### Material to process
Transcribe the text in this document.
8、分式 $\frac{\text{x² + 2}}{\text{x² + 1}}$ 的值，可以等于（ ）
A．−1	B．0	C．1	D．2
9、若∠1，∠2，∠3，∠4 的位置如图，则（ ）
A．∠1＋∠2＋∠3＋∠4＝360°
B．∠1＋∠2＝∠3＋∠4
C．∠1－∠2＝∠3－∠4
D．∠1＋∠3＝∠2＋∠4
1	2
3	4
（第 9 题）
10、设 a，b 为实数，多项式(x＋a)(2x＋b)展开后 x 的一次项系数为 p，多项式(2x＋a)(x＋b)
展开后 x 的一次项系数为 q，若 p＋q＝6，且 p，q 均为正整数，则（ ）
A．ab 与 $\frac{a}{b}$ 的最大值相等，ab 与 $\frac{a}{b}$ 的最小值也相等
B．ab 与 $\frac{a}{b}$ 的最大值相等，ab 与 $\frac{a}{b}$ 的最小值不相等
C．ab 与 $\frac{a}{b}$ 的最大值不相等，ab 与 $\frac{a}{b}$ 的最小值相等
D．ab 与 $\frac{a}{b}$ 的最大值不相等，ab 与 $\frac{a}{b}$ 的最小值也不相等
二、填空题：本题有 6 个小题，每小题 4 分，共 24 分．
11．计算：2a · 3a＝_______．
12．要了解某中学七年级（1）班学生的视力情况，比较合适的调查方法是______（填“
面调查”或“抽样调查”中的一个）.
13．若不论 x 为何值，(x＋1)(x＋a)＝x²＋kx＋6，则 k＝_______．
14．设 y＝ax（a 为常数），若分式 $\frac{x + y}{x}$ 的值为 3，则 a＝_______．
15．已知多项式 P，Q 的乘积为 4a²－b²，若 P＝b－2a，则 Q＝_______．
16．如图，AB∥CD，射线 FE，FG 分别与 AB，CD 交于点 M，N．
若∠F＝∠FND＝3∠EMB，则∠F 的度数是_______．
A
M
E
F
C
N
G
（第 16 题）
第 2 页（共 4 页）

### What needs to be done
Each entry above needs to be retyped exactly.

### Answer to this task
Transcribe the text in this document.
8、分式 $\frac{\text{x² + 2}}{\text{x² + 1}}$ 的值，可以等于（ ）
A．−1	B．0	C．1	D．2
9、若∠1，∠2，∠3，∠4 的位置如图，则（ ）
A．∠1＋∠2＋∠3＋∠4＝360°
B．∠1＋∠2＝∠3＋∠4
C．∠1－∠2＝∠3－∠4
D．∠1＋∠3＝∠2＋∠4
1	2
3	4
（第 9 题）
10、设 a，b 为实数，多项式(x＋a)(2x＋b)展开后 x 的一次项系数为 p，多项式(2x＋a)(x＋b)
展开后 x 的一次项系数为 q，若 p＋q＝6，且 p，q 均为正整数，则（ ）
A．ab 与 $\frac{a}{b}$ 的最大值相等，ab 与 $\frac{a}{b}$ 的最小值也相等
B．ab 与 $\frac{a}{b}$ 的最大值相等，ab 与 $\frac{a}{b}$ 的最小值不相等
C．ab 与 $\frac{a}{b}$ 的最大值不相等，ab 与 $\frac{a}{b}$ 的最小值相等
D．ab 与 $\frac{a}{b}$ 的最大值不相等，ab 与 $\frac{a}{b}$ 的最小值也不相等
二、填空题：本题有 6 个小题，每小题 4 分，共 24 分．
11．计算：2a · 3a＝_______．
12．要了解某中学七年级（1）班学生的视力情况，比较合适的调查方法是______（填“
面调查”或“抽样调查”中的一个）.
13．若不论 x 为何值，(x＋1)(x＋a)＝x²＋kx＋6，则 k＝_______．
14．设 y＝ax（a 为常数），若分式 $\frac{x + y}{x}$ 的值为 3，则 a＝_______．
15．已知多项式 P，Q 的乘积为 4a²－b²，若 P＝b－2a，则 Q＝_______．
16．如图，AB∥CD，射线 FE，FG 分别与 AB，CD 交于点 M，N．
若∠F＝∠FND＝3∠EMB，则∠F 的度数是_______．
A
M
E
F
C
N
G
（第 16 题）
第 2 页（共 4 页）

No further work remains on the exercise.